_EXERCISE TASK:_
Using the data below, copy each line that includes the word "детей".

_RECORDS FOR PROCESSING:_
━━━━
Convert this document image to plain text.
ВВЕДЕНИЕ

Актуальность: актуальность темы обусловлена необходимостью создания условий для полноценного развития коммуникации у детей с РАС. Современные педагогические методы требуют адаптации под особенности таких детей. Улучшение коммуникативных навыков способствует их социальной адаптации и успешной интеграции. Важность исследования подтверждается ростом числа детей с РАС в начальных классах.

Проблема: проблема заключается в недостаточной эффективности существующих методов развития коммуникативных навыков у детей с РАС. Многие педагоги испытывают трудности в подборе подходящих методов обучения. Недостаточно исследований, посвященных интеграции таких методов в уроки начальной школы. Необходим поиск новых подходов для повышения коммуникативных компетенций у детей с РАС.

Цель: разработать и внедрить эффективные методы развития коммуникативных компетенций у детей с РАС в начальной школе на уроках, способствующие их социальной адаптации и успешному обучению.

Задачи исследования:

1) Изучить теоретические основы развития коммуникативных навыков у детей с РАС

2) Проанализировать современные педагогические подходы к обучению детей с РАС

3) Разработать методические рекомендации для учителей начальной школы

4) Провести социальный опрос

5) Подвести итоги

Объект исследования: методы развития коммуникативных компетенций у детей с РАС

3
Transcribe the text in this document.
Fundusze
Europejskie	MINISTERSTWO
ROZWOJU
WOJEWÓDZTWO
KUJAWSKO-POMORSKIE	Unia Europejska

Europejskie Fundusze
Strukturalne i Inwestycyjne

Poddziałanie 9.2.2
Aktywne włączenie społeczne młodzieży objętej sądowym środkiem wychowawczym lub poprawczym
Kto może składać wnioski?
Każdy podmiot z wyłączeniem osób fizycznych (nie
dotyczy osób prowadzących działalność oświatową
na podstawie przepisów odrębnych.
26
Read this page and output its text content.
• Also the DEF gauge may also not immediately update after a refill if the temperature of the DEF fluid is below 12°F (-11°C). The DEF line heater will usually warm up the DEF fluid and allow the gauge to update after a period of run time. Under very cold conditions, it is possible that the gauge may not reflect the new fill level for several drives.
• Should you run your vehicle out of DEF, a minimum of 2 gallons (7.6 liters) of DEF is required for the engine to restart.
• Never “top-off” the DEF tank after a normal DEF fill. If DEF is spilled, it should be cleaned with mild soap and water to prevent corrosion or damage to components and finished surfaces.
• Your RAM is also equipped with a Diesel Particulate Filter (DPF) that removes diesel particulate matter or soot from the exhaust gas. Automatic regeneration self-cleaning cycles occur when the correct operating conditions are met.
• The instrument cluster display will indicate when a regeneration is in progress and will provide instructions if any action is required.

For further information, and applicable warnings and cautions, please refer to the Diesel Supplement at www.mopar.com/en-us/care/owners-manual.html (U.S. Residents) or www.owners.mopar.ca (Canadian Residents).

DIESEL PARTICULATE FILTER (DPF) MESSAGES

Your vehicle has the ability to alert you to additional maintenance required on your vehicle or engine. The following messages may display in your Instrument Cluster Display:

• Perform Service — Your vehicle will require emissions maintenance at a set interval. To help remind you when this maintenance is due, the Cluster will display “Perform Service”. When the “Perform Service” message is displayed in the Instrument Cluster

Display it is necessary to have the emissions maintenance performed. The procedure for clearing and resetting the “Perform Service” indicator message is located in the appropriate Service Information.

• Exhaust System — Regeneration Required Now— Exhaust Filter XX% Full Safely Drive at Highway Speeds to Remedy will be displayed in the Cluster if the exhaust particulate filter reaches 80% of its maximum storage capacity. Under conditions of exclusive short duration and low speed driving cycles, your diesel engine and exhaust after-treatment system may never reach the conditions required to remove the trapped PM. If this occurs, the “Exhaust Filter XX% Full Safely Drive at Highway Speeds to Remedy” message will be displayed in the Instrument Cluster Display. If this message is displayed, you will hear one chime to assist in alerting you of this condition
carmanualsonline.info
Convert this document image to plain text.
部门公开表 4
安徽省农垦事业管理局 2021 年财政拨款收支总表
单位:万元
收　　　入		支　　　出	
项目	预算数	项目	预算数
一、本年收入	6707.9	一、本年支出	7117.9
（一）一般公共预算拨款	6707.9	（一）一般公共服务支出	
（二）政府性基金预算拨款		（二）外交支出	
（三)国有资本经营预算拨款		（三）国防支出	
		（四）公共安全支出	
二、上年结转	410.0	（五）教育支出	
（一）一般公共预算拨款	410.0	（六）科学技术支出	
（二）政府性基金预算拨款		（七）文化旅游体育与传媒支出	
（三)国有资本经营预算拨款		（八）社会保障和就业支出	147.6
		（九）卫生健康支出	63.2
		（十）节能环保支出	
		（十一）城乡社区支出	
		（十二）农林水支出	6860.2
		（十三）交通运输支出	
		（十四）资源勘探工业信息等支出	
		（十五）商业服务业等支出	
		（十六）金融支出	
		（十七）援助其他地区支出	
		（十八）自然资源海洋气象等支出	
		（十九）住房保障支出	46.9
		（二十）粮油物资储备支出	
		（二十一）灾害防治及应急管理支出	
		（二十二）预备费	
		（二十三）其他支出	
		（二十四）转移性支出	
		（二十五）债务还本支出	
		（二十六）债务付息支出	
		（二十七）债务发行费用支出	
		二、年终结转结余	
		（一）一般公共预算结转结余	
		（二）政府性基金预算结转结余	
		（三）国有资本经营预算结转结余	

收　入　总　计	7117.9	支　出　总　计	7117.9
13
━━━━
_ANSWER BELOW:_
Актуальность: актуальность темы обусловлена необходимостью создания условий для полноценного развития коммуникации у детей с РАС. Современные педагогические методы требуют адаптации под особенности таких детей. Улучшение коммуникативных навыков способствует их социальной адаптации и успешной интеграции. Важность исследования подтверждается ростом числа детей с РАС в начальных классах.
Проблема: проблема заключается в недостаточной эффективности существующих методов развития коммуникативных навыков у детей с РАС. Многие педагоги испытывают трудности в подборе подходящих методов обучения. Недостаточно исследований, посвященных интеграции таких методов в уроки начальной школы. Необходим поиск новых подходов для повышения коммуникативных компетенций у детей с РАС.
Цель: разработать и внедрить эффективные методы развития коммуникативных компетенций у детей с РАС в начальной школе на уроках, способствующие их социальной адаптации и успешному обучению.
1) Изучить теоретические основы развития коммуникативных навыков у детей с РАС
2) Проанализировать современные педагогические подходы к обучению детей с РАС
Объект исследования: методы развития коммуникативных компетенций у детей с РАС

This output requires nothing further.